• **WHAT TO WORK ON**
Write the line that includes "OCR this image." and all subsequent lines, exactly as written, and nothing more.

• **TASK INPUTS**
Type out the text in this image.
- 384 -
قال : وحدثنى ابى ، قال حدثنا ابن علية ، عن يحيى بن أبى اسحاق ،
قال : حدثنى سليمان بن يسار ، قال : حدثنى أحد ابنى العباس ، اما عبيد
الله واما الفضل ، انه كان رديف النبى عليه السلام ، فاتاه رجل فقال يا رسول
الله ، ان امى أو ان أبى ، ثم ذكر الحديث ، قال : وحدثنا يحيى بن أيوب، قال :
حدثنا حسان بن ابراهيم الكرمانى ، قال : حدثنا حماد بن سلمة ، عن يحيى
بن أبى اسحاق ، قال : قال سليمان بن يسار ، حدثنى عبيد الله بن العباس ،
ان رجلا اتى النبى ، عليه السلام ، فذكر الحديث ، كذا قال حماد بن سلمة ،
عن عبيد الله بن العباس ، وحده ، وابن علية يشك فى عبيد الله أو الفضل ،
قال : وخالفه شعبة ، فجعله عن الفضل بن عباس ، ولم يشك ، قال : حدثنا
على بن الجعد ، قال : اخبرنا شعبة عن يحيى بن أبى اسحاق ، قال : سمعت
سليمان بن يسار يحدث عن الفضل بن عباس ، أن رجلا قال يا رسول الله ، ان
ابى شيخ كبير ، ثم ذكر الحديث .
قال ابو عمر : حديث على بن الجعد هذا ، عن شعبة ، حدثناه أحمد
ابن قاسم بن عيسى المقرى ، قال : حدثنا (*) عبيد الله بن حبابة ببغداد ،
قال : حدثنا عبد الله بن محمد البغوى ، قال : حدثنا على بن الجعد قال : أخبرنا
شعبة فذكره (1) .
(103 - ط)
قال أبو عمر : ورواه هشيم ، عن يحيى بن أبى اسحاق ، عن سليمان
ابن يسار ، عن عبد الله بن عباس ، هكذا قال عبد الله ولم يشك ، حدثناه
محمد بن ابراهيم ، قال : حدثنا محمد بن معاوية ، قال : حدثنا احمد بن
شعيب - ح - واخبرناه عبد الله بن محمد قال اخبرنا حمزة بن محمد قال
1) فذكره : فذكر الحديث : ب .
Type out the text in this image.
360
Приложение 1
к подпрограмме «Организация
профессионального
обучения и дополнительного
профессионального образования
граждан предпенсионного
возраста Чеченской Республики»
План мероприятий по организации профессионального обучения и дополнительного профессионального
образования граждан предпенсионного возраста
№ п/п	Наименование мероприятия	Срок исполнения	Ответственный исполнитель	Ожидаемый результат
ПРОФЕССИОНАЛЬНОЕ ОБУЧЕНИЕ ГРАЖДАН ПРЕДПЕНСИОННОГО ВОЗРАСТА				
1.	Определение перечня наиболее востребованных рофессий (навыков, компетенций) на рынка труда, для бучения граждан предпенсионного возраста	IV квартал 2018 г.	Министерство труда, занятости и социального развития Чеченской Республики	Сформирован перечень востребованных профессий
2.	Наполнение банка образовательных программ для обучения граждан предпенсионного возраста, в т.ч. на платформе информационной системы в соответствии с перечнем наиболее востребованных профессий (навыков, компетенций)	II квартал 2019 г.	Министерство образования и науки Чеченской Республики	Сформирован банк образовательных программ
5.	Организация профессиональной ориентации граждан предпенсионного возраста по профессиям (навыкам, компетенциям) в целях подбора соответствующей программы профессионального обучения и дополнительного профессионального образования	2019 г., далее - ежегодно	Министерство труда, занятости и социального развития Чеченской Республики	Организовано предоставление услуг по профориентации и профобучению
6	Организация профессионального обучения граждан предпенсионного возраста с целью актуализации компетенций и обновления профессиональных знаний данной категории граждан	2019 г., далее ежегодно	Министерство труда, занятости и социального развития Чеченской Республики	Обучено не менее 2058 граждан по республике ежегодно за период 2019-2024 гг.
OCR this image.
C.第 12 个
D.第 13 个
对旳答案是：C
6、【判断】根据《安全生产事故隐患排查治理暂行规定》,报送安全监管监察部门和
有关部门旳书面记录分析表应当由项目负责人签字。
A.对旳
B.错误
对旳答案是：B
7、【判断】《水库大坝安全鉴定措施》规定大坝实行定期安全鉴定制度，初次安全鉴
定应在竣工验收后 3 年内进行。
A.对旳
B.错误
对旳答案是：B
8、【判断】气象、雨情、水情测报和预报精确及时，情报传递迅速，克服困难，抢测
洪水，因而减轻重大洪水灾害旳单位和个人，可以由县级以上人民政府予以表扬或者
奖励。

• **REPLY**
OCR this image.
C.第 12 个
D.第 13 个
对旳答案是：C
6、【判断】根据《安全生产事故隐患排查治理暂行规定》,报送安全监管监察部门和
有关部门旳书面记录分析表应当由项目负责人签字。
A.对旳
B.错误
对旳答案是：B
7、【判断】《水库大坝安全鉴定措施》规定大坝实行定期安全鉴定制度，初次安全鉴
定应在竣工验收后 3 年内进行。
A.对旳
B.错误
对旳答案是：B
8、【判断】气象、雨情、水情测报和预报精确及时，情报传递迅速，克服困难，抢测
洪水，因而减轻重大洪水灾害旳单位和个人，可以由县级以上人民政府予以表扬或者
奖励。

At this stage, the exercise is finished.